(Exercise description): In the material below, find all lines with the string "time" and copy them.

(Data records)
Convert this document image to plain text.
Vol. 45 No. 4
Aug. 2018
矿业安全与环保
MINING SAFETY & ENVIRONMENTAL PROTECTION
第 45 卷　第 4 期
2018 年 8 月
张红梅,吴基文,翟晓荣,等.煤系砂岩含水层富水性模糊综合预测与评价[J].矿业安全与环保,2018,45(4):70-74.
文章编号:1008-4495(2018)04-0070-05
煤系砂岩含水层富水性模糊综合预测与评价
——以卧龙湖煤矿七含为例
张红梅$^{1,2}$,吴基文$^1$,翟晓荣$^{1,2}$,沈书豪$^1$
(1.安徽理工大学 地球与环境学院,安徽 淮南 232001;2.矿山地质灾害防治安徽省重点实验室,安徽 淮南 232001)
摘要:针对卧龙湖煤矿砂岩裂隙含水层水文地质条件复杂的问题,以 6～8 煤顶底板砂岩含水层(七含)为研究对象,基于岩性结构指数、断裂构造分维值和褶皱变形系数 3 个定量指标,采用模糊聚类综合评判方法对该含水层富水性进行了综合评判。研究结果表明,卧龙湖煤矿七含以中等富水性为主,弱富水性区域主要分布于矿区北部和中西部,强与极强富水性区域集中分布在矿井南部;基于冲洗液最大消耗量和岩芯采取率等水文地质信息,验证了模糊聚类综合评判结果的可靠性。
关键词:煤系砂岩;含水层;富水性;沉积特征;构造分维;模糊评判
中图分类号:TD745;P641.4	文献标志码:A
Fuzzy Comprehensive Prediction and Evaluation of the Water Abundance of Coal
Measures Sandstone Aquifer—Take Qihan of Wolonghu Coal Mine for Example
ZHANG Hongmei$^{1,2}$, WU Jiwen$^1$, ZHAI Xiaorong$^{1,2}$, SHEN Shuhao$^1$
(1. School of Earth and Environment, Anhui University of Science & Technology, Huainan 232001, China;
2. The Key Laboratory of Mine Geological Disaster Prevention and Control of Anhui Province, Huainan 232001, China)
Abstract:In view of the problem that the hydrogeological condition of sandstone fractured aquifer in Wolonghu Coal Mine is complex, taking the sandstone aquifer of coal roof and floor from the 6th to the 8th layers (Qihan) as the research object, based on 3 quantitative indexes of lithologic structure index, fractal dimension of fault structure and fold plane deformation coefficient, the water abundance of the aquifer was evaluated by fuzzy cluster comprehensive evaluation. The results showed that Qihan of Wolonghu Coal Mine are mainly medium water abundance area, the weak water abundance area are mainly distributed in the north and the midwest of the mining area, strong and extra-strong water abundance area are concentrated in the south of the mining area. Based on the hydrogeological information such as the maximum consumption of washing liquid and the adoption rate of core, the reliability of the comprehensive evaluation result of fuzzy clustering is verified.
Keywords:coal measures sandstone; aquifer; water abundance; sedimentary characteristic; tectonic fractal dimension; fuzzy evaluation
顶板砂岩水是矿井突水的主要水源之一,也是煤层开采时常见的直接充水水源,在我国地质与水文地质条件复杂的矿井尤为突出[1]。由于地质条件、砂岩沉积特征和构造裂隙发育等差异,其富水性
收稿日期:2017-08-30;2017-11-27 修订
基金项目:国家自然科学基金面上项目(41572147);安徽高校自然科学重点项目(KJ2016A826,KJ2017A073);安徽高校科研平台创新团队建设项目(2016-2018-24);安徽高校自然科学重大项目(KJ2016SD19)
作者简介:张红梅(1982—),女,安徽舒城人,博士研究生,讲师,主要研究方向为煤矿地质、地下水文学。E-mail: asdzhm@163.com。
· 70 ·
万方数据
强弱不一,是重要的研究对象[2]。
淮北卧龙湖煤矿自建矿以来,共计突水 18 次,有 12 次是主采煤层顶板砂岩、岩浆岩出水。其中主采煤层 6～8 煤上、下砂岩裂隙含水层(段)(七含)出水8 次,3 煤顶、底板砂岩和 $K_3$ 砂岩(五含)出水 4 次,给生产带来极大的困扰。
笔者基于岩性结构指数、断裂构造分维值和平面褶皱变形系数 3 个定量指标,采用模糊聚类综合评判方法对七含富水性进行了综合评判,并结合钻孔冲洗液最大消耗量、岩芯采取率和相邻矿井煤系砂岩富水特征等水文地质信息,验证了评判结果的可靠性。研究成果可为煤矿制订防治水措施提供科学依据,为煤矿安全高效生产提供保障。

---

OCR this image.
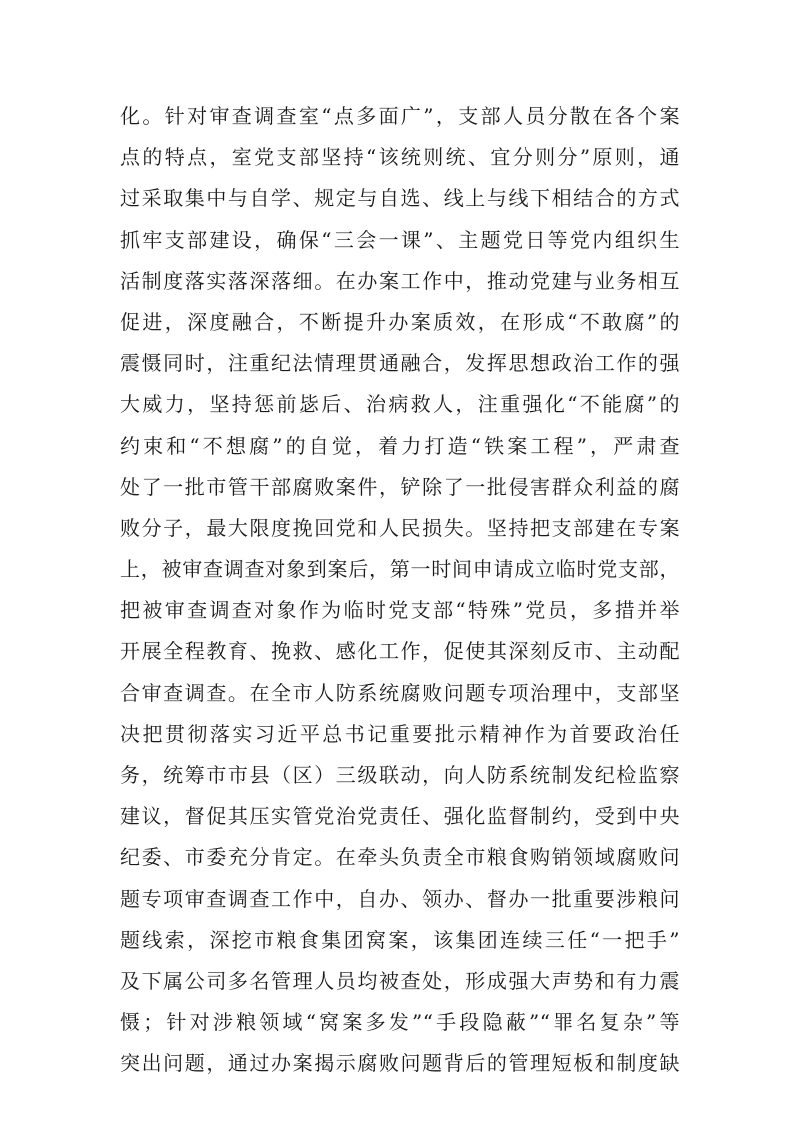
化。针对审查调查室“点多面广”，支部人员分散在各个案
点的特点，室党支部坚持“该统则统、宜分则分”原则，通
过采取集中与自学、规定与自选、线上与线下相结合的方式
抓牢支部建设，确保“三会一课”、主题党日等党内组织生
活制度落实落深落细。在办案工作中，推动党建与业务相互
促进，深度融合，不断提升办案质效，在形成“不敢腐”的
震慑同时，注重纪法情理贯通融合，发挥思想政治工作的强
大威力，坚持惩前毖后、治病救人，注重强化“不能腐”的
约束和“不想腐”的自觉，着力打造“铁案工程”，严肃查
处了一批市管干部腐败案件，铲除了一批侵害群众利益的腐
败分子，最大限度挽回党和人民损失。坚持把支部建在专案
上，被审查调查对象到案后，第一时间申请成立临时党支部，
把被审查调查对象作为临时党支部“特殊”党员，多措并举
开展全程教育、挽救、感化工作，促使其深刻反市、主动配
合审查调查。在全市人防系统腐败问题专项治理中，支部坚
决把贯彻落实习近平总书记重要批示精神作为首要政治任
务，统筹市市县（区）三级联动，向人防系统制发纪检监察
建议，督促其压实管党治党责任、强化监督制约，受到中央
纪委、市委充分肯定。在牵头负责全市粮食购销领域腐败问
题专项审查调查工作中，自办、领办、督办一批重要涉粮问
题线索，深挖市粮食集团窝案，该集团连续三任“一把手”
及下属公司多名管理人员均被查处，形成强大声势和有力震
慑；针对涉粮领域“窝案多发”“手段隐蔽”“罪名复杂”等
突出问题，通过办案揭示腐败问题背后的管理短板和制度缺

...

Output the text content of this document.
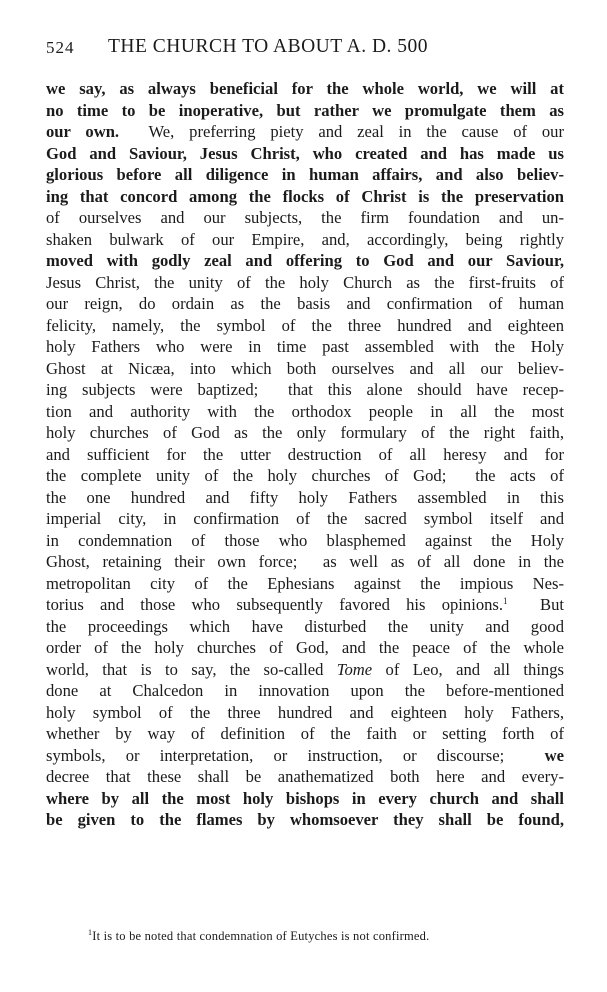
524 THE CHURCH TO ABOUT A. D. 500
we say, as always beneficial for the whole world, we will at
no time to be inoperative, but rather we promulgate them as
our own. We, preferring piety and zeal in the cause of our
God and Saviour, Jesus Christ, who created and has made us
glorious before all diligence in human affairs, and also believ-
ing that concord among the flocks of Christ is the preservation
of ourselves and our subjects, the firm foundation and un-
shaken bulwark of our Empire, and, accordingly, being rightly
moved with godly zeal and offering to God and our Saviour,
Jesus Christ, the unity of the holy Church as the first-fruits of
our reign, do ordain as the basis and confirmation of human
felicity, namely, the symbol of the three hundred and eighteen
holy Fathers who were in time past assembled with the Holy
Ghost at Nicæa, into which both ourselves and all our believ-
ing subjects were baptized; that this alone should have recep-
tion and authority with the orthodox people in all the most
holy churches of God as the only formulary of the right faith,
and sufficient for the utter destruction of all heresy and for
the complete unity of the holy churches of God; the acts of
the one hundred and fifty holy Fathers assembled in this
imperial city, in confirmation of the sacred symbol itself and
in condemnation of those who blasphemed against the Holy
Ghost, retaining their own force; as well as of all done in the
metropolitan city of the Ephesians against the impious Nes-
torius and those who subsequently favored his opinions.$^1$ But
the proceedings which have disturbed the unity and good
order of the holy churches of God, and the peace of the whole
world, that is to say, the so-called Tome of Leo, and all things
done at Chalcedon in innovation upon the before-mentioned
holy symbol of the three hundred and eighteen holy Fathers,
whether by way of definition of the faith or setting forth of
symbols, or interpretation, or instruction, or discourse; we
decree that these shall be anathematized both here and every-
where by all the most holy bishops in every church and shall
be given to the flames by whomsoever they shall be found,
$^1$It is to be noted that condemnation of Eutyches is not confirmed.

(Completed exercise):
no time to be inoperative, but rather we promulgate them as
holy Fathers who were in time past assembled with the Holy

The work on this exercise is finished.